Begin GIVEN DATA

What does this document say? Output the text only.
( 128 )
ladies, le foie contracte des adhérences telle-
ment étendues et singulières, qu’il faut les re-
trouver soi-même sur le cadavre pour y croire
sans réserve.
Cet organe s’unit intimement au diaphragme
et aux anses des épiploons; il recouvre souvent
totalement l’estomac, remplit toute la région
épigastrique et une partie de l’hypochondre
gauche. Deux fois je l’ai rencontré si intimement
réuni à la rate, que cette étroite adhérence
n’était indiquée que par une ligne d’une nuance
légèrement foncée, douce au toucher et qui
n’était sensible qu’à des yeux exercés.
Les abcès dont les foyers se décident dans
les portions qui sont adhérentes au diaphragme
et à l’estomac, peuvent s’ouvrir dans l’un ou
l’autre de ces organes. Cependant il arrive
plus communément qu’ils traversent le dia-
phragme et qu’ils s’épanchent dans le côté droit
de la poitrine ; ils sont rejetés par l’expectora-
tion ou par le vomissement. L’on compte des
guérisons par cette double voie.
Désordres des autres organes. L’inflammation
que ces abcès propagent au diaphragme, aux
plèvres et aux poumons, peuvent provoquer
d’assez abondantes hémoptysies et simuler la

End GIVEN DATA

§ TASK DIRECTIONS:
Would you restate each of the entries word for word?

§ SOLUTION:
What does this document say? Output the text only.
( 128 )
ladies, le foie contracte des adhérences telle-
ment étendues et singulières, qu’il faut les re-
trouver soi-même sur le cadavre pour y croire
sans réserve.
Cet organe s’unit intimement au diaphragme
et aux anses des épiploons; il recouvre souvent
totalement l’estomac, remplit toute la région
épigastrique et une partie de l’hypochondre
gauche. Deux fois je l’ai rencontré si intimement
réuni à la rate, que cette étroite adhérence
n’était indiquée que par une ligne d’une nuance
légèrement foncée, douce au toucher et qui
n’était sensible qu’à des yeux exercés.
Les abcès dont les foyers se décident dans
les portions qui sont adhérentes au diaphragme
et à l’estomac, peuvent s’ouvrir dans l’un ou
l’autre de ces organes. Cependant il arrive
plus communément qu’ils traversent le dia-
phragme et qu’ils s’épanchent dans le côté droit
de la poitrine ; ils sont rejetés par l’expectora-
tion ou par le vomissement. L’on compte des
guérisons par cette double voie.
Désordres des autres organes. L’inflammation
que ces abcès propagent au diaphragme, aux
plèvres et aux poumons, peuvent provoquer
d’assez abondantes hémoptysies et simuler la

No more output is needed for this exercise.